◆ Short task ◆
Search the records below for the word "объекты" and show every line where it occurs.

◆ Extracted entries ◆
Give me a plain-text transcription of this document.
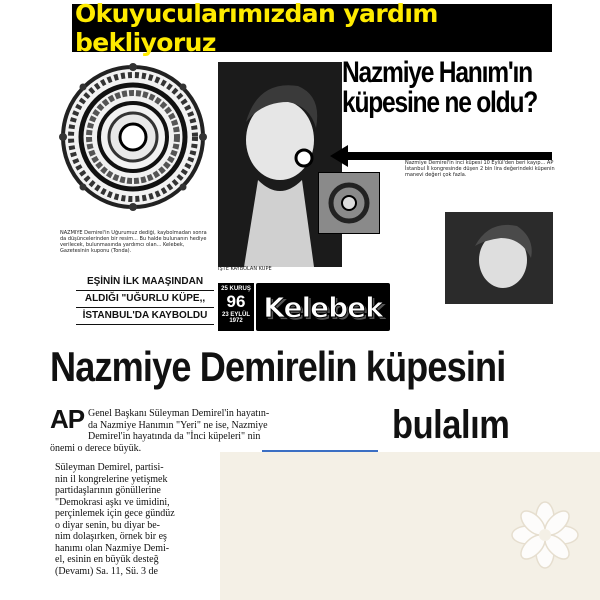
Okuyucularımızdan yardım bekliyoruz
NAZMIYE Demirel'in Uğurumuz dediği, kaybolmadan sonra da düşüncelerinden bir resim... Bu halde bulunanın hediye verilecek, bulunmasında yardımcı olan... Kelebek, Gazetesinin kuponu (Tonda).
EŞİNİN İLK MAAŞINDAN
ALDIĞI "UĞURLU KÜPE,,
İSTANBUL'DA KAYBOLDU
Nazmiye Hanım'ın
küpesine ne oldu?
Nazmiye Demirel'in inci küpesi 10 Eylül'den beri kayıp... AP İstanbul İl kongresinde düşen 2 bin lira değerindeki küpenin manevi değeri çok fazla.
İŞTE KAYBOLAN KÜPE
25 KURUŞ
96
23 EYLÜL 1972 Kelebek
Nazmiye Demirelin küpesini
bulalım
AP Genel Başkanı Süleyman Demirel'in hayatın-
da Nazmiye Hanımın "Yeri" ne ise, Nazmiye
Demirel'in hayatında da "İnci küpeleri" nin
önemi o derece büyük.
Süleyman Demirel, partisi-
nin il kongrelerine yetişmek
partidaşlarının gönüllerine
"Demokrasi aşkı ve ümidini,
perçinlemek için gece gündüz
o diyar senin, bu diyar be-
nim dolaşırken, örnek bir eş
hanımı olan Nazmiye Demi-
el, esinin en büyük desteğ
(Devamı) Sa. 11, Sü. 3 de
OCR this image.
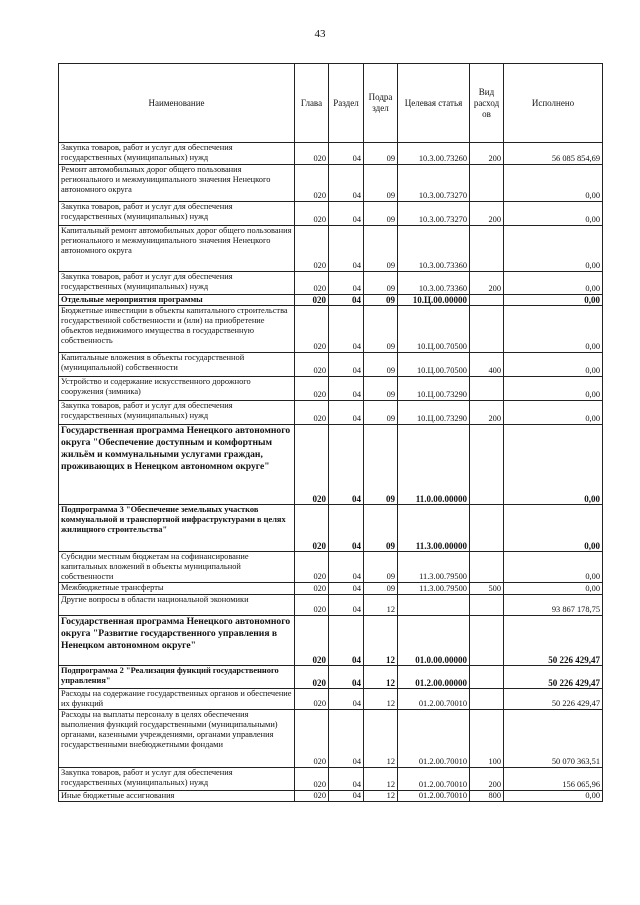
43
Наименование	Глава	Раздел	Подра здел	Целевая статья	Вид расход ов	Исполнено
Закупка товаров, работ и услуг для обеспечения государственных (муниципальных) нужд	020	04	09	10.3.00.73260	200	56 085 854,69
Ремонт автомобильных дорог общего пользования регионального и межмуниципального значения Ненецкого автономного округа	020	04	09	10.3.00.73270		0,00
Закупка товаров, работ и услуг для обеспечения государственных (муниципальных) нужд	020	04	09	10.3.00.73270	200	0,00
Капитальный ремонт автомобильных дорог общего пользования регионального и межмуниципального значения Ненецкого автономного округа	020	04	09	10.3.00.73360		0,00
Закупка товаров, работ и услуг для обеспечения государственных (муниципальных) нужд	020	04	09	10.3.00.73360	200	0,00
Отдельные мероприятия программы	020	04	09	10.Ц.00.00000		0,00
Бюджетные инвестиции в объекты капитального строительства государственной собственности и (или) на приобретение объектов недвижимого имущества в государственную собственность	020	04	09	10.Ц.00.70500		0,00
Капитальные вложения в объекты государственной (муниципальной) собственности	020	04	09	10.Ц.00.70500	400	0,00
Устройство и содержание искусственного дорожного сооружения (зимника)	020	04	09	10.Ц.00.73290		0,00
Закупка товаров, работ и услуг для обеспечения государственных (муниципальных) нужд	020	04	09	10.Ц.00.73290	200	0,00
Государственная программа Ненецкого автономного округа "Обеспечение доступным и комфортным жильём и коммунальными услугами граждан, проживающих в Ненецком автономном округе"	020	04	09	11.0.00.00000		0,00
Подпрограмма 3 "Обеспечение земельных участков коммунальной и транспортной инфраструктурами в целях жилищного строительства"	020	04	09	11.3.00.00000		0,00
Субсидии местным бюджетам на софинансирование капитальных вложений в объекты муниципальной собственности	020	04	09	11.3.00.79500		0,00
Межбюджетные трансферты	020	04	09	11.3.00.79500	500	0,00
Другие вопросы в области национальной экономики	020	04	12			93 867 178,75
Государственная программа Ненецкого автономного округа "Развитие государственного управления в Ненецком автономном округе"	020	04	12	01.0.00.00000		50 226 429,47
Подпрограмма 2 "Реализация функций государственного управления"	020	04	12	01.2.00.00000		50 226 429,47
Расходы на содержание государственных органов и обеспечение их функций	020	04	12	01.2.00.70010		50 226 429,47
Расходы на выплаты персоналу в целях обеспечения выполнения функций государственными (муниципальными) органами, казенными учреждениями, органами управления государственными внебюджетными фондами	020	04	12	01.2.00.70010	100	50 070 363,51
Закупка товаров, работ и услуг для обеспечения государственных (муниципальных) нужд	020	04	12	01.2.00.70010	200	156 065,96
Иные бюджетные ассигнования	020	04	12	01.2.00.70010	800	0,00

◆ Solution for this task ◆
Бюджетные инвестиции в объекты капитального строительства государственной собственности и (или) на приобретение объектов недвижимого имущества в государственную собственность	020	04	09	10.Ц.00.70500		0,00
Капитальные вложения в объекты государственной (муниципальной) собственности	020	04	09	10.Ц.00.70500	400	0,00
Субсидии местным бюджетам на софинансирование капитальных вложений в объекты муниципальной собственности	020	04	09	11.3.00.79500		0,00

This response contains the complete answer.